- **TASK OBJECTIVE**
Print every entry word for word, but omit the pictures.

:::

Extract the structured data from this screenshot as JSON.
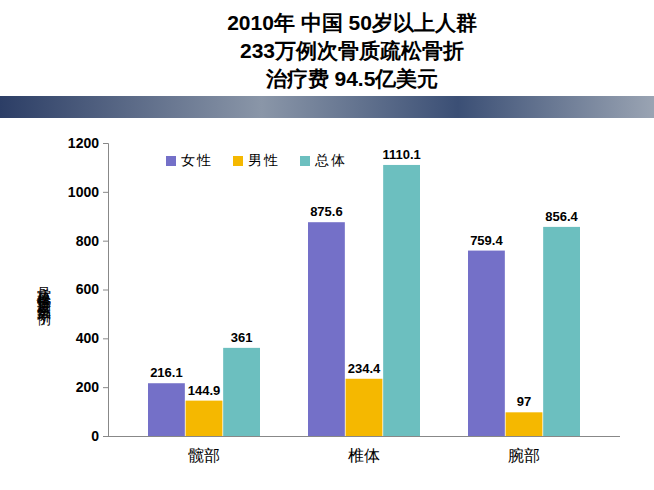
{
  "chart_data": {
    "type": "bar",
    "title": [
      "2010年 中国 50岁以上人群",
      "233万例次骨质疏松骨折",
      "治疗费 94.5亿美元"
    ],
    "y_label": "骨质疏松性骨折发生例数（千例）",
    "categories": [
      "髋部",
      "椎体",
      "腕部"
    ],
    "series": [
      {
        "name": "女性",
        "color": "#7470c8",
        "values": [
          216.1,
          875.6,
          759.4
        ]
      },
      {
        "name": "男性",
        "color": "#f5b800",
        "values": [
          144.9,
          234.4,
          97
        ]
      },
      {
        "name": "总体",
        "color": "#6cbfbf",
        "values": [
          361,
          1110.1,
          856.4
        ]
      }
    ],
    "ylim": [
      0,
      1200
    ],
    "yticks": [
      0,
      200,
      400,
      600,
      800,
      1000,
      1200
    ],
    "grid": false,
    "legend": "top-left",
    "data_labels": true
  }
}
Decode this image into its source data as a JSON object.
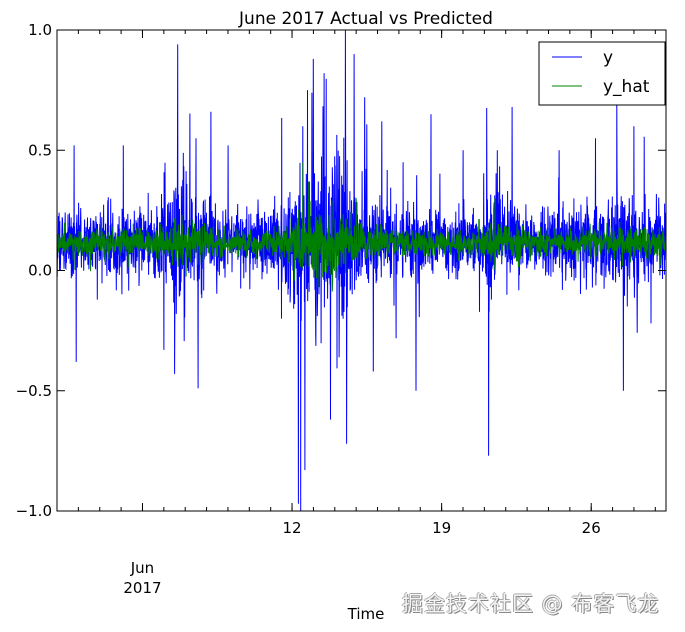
{
  "chart_data": {
    "type": "line",
    "title": "June 2017 Actual vs Predicted",
    "xlabel": "Time",
    "ylabel": "",
    "xlim_days_of_june_2017": [
      1,
      29.5
    ],
    "ylim": [
      -1.0,
      1.0
    ],
    "yticks": [
      {
        "value": 1.0,
        "label": "1.0"
      },
      {
        "value": 0.5,
        "label": "0.5"
      },
      {
        "value": 0.0,
        "label": "0.0"
      },
      {
        "value": -0.5,
        "label": "−0.5"
      },
      {
        "value": -1.0,
        "label": "−1.0"
      }
    ],
    "xticks_major": [
      {
        "day": 5,
        "label": "Jun\n2017",
        "line1": "Jun",
        "line2": "2017"
      },
      {
        "day": 12,
        "label": "12"
      },
      {
        "day": 19,
        "label": "19"
      },
      {
        "day": 26,
        "label": "26"
      }
    ],
    "xticks_minor": "daily",
    "grid": false,
    "legend": {
      "placement": "top-right",
      "entries": [
        "y",
        "y_hat"
      ]
    },
    "series": [
      {
        "name": "y",
        "color": "#0000ff",
        "description_mean": 0.12,
        "typical_range": [
          -0.1,
          0.3
        ],
        "notable_points": [
          [
            1.8,
            0.52
          ],
          [
            1.9,
            -0.38
          ],
          [
            4.1,
            0.52
          ],
          [
            6.0,
            -0.33
          ],
          [
            6.5,
            -0.43
          ],
          [
            6.65,
            0.94
          ],
          [
            7.5,
            0.55
          ],
          [
            7.6,
            -0.49
          ],
          [
            8.2,
            0.66
          ],
          [
            9.0,
            0.52
          ],
          [
            11.5,
            -0.2
          ],
          [
            12.3,
            -0.97
          ],
          [
            12.4,
            -1.0
          ],
          [
            12.5,
            0.6
          ],
          [
            12.6,
            -0.83
          ],
          [
            13.0,
            0.88
          ],
          [
            13.5,
            0.82
          ],
          [
            13.8,
            -0.62
          ],
          [
            14.5,
            1.0
          ],
          [
            14.55,
            -0.72
          ],
          [
            14.9,
            0.9
          ],
          [
            15.4,
            0.72
          ],
          [
            15.8,
            -0.42
          ],
          [
            16.2,
            0.62
          ],
          [
            17.2,
            0.45
          ],
          [
            17.8,
            -0.5
          ],
          [
            18.5,
            0.65
          ],
          [
            20.0,
            0.5
          ],
          [
            21.2,
            -0.77
          ],
          [
            21.6,
            0.5
          ],
          [
            22.3,
            0.68
          ],
          [
            24.5,
            0.5
          ],
          [
            26.2,
            0.55
          ],
          [
            27.2,
            0.7
          ],
          [
            27.5,
            -0.5
          ],
          [
            28.0,
            0.6
          ],
          [
            28.8,
            -0.22
          ]
        ]
      },
      {
        "name": "y_hat",
        "color": "#008000",
        "description_mean": 0.115,
        "typical_range": [
          0.03,
          0.2
        ],
        "notable_points": [
          [
            12.5,
            0.45
          ],
          [
            12.2,
            0.05
          ],
          [
            15.0,
            0.3
          ],
          [
            21.5,
            0.3
          ]
        ]
      }
    ]
  },
  "watermark": "掘金技术社区 @ 布客飞龙"
}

:::

- **TASK SOLUTION**
Extract the structured data from this screenshot as JSON.
{
  "chart_data": {
    "type": "bar",
    "title": [
      "2010年 中国 50岁以上人群",
      "233万例次骨质疏松骨折",
      "治疗费 94.5亿美元"
    ],
    "y_label": "骨质疏松性骨折发生例数（千例）",
    "categories": [
      "髋部",
      "椎体",
      "腕部"
    ],
    "series": [
      {
        "name": "女性",
        "color": "#7470c8",
        "values": [
          216.1,
          875.6,
          759.4
        ]
      },
      {
        "name": "男性",
        "color": "#f5b800",
        "values": [
          144.9,
          234.4,
          97
        ]
      },
      {
        "name": "总体",
        "color": "#6cbfbf",
        "values": [
          361,
          1110.1,
          856.4
        ]
      }
    ],
    "ylim": [
      0,
      1200
    ],
    "yticks": [
      0,
      200,
      400,
      600,
      800,
      1000,
      1200
    ],
    "grid": false,
    "legend": "top-left",
    "data_labels": true
  }
}
Decode this image into its source data as a JSON object.
{
  "chart_data": {
    "type": "line",
    "title": "June 2017 Actual vs Predicted",
    "xlabel": "Time",
    "ylabel": "",
    "xlim_days_of_june_2017": [
      1,
      29.5
    ],
    "ylim": [
      -1.0,
      1.0
    ],
    "yticks": [
      {
        "value": 1.0,
        "label": "1.0"
      },
      {
        "value": 0.5,
        "label": "0.5"
      },
      {
        "value": 0.0,
        "label": "0.0"
      },
      {
        "value": -0.5,
        "label": "−0.5"
      },
      {
        "value": -1.0,
        "label": "−1.0"
      }
    ],
    "xticks_major": [
      {
        "day": 5,
        "label": "Jun\n2017",
        "line1": "Jun",
        "line2": "2017"
      },
      {
        "day": 12,
        "label": "12"
      },
      {
        "day": 19,
        "label": "19"
      },
      {
        "day": 26,
        "label": "26"
      }
    ],
    "xticks_minor": "daily",
    "grid": false,
    "legend": {
      "placement": "top-right",
      "entries": [
        "y",
        "y_hat"
      ]
    },
    "series": [
      {
        "name": "y",
        "color": "#0000ff",
        "description_mean": 0.12,
        "typical_range": [
          -0.1,
          0.3
        ],
        "notable_points": [
          [
            1.8,
            0.52
          ],
          [
            1.9,
            -0.38
          ],
          [
            4.1,
            0.52
          ],
          [
            6.0,
            -0.33
          ],
          [
            6.5,
            -0.43
          ],
          [
            6.65,
            0.94
          ],
          [
            7.5,
            0.55
          ],
          [
            7.6,
            -0.49
          ],
          [
            8.2,
            0.66
          ],
          [
            9.0,
            0.52
          ],
          [
            11.5,
            -0.2
          ],
          [
            12.3,
            -0.97
          ],
          [
            12.4,
            -1.0
          ],
          [
            12.5,
            0.6
          ],
          [
            12.6,
            -0.83
          ],
          [
            13.0,
            0.88
          ],
          [
            13.5,
            0.82
          ],
          [
            13.8,
            -0.62
          ],
          [
            14.5,
            1.0
          ],
          [
            14.55,
            -0.72
          ],
          [
            14.9,
            0.9
          ],
          [
            15.4,
            0.72
          ],
          [
            15.8,
            -0.42
          ],
          [
            16.2,
            0.62
          ],
          [
            17.2,
            0.45
          ],
          [
            17.8,
            -0.5
          ],
          [
            18.5,
            0.65
          ],
          [
            20.0,
            0.5
          ],
          [
            21.2,
            -0.77
          ],
          [
            21.6,
            0.5
          ],
          [
            22.3,
            0.68
          ],
          [
            24.5,
            0.5
          ],
          [
            26.2,
            0.55
          ],
          [
            27.2,
            0.7
          ],
          [
            27.5,
            -0.5
          ],
          [
            28.0,
            0.6
          ],
          [
            28.8,
            -0.22
          ]
        ]
      },
      {
        "name": "y_hat",
        "color": "#008000",
        "description_mean": 0.115,
        "typical_range": [
          0.03,
          0.2
        ],
        "notable_points": [
          [
            12.5,
            0.45
          ],
          [
            12.2,
            0.05
          ],
          [
            15.0,
            0.3
          ],
          [
            21.5,
            0.3
          ]
        ]
      }
    ]
  },
  "watermark": "掘金技术社区 @ 布客飞龙"
}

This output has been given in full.